What to work on - Look through the material below, count the lines containing the word "subscript", and state only the count.

Records to process -

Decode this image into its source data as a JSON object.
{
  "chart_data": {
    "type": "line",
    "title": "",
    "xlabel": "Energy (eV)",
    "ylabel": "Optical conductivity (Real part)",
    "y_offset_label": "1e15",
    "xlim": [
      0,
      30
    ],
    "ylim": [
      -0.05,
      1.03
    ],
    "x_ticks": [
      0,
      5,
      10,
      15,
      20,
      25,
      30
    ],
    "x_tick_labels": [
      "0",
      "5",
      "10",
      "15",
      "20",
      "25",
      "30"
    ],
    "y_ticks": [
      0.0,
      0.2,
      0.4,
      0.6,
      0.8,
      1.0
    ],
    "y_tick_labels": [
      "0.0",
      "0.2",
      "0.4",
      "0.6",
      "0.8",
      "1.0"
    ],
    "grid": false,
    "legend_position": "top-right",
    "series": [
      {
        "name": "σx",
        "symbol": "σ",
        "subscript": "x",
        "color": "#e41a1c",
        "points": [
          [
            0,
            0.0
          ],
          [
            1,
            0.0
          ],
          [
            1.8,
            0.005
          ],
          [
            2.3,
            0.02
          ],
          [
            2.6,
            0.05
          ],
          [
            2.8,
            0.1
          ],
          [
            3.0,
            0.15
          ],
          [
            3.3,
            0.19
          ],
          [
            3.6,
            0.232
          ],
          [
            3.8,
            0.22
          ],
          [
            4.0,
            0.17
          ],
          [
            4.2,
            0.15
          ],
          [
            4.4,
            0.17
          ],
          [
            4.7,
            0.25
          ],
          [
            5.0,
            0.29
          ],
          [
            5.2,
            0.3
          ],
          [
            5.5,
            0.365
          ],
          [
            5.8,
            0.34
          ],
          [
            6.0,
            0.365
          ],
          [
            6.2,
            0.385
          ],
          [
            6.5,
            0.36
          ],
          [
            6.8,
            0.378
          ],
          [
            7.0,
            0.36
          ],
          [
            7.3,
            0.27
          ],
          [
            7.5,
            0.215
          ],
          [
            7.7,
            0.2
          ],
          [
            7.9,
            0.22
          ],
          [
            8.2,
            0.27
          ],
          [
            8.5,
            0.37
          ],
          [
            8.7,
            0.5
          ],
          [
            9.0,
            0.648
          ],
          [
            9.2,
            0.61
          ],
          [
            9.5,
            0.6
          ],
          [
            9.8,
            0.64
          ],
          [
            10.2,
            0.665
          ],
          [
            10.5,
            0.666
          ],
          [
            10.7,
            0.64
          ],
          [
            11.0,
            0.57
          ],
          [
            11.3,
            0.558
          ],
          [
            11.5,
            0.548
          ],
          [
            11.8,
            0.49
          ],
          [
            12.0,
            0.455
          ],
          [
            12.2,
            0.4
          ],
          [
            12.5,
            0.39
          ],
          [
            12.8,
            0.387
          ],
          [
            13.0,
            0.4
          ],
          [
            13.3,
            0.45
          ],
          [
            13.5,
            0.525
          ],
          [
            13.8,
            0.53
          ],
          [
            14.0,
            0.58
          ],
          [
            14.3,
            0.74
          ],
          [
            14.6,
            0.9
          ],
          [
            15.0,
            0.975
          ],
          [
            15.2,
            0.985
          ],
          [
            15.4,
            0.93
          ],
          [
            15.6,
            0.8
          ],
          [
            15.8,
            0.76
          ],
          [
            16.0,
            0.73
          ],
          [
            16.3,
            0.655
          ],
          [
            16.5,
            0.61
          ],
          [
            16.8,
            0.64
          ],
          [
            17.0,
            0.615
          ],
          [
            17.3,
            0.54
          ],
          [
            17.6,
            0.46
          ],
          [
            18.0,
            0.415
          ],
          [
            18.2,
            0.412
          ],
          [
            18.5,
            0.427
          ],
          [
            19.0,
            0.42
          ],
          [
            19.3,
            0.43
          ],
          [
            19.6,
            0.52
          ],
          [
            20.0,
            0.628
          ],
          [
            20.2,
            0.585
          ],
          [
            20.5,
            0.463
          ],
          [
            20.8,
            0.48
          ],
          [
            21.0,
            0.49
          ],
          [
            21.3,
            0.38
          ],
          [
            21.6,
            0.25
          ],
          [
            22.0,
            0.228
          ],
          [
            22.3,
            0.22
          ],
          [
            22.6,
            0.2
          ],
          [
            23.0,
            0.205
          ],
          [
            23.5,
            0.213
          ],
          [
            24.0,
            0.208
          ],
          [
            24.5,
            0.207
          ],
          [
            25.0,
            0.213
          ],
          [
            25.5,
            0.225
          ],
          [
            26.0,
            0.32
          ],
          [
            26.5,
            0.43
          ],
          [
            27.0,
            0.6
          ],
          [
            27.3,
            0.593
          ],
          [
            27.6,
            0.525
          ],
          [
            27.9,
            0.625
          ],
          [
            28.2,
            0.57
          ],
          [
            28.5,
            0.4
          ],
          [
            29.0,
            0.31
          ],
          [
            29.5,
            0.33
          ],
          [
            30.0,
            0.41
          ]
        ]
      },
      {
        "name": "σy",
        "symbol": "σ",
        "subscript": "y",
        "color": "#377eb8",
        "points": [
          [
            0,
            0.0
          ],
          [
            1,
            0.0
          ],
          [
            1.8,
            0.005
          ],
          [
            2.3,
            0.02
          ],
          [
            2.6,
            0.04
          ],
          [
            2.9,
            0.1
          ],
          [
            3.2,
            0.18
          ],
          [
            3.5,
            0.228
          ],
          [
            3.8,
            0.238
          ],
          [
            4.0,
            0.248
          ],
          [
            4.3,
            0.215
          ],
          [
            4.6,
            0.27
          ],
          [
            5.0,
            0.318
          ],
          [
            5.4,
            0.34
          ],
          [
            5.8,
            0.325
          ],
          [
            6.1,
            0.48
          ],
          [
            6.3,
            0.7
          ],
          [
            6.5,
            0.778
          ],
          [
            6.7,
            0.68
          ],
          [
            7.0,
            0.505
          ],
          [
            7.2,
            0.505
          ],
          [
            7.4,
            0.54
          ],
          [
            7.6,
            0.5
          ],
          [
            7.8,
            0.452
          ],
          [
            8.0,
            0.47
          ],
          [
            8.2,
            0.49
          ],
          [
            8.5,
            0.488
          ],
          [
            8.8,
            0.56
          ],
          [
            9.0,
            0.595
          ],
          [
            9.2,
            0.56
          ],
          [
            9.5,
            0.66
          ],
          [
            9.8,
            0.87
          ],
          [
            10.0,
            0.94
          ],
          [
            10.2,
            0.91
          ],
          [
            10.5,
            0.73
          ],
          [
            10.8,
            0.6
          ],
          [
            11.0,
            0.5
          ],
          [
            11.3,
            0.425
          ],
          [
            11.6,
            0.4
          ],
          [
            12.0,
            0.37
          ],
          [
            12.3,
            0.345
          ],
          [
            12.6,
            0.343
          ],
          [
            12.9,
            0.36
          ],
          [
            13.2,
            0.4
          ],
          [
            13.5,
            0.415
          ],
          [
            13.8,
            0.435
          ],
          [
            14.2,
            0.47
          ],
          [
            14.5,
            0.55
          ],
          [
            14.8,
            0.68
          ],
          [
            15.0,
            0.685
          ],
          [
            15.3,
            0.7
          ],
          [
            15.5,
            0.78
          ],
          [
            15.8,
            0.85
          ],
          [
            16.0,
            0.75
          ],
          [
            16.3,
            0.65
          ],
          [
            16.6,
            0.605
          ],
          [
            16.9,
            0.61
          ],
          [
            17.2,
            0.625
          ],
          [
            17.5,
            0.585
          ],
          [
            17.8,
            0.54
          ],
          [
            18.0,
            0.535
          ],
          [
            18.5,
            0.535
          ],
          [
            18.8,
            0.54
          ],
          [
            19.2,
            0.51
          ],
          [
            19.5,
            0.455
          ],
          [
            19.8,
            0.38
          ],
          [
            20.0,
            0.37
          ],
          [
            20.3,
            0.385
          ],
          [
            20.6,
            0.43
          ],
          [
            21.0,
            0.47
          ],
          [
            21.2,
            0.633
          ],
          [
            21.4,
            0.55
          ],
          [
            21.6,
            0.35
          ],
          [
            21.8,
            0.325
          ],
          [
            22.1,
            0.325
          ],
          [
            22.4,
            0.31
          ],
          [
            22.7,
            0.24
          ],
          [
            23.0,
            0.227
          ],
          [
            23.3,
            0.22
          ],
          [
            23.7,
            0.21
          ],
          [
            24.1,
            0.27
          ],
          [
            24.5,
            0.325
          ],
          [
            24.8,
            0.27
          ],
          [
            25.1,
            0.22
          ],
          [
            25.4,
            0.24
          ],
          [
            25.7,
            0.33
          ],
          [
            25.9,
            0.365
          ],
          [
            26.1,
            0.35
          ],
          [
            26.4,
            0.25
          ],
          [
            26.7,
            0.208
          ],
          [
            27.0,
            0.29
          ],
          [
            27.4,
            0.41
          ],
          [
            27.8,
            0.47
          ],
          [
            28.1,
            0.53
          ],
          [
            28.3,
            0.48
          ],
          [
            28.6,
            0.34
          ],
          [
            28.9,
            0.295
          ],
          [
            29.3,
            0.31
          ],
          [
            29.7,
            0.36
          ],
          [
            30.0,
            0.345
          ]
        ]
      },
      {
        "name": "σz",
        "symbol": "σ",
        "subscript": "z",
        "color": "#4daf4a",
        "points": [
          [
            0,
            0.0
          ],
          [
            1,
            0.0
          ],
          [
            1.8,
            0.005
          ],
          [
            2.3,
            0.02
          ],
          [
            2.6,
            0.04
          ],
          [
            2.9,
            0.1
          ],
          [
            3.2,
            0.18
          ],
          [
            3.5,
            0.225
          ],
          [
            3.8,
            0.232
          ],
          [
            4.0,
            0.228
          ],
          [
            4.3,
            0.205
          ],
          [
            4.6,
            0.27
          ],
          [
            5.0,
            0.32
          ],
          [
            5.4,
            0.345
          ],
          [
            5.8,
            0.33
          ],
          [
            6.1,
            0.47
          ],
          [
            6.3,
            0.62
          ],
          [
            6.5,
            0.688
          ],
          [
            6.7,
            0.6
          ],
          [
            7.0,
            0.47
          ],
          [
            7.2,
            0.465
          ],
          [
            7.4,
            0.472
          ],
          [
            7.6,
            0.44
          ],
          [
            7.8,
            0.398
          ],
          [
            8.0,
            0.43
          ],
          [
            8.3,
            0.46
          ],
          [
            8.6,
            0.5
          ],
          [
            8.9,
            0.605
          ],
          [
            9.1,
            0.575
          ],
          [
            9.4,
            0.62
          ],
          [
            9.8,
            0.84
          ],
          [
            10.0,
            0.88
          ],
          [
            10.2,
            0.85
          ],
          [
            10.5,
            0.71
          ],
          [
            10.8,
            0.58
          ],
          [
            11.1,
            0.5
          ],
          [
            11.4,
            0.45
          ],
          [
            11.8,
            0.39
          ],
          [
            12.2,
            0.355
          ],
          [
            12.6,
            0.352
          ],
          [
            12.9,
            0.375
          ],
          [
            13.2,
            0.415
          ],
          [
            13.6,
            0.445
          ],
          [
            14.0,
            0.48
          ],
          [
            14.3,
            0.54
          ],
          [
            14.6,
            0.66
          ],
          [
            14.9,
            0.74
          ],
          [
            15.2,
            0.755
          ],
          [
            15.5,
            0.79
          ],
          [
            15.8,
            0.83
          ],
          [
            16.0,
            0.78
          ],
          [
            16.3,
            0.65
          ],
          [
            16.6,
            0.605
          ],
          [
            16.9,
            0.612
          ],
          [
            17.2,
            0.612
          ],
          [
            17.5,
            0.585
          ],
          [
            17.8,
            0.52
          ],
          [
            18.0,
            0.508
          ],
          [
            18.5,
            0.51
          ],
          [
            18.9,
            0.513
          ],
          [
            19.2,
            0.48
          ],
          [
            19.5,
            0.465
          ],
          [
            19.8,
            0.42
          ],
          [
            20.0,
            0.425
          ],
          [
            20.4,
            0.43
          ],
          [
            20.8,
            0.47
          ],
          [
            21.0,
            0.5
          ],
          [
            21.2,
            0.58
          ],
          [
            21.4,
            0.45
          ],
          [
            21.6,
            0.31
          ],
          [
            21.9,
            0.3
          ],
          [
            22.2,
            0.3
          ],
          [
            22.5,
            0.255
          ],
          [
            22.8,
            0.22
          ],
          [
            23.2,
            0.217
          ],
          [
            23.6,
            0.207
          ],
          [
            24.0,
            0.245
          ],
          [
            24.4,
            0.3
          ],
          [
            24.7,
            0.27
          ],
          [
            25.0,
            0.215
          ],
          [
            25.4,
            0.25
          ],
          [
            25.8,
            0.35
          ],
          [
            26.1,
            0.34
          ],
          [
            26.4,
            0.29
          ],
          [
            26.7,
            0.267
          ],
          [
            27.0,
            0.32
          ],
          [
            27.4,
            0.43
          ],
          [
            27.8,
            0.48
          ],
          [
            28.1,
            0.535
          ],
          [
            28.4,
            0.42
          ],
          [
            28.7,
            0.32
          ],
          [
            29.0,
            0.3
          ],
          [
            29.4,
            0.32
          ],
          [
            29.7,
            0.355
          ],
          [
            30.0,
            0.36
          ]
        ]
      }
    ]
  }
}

Written response - 3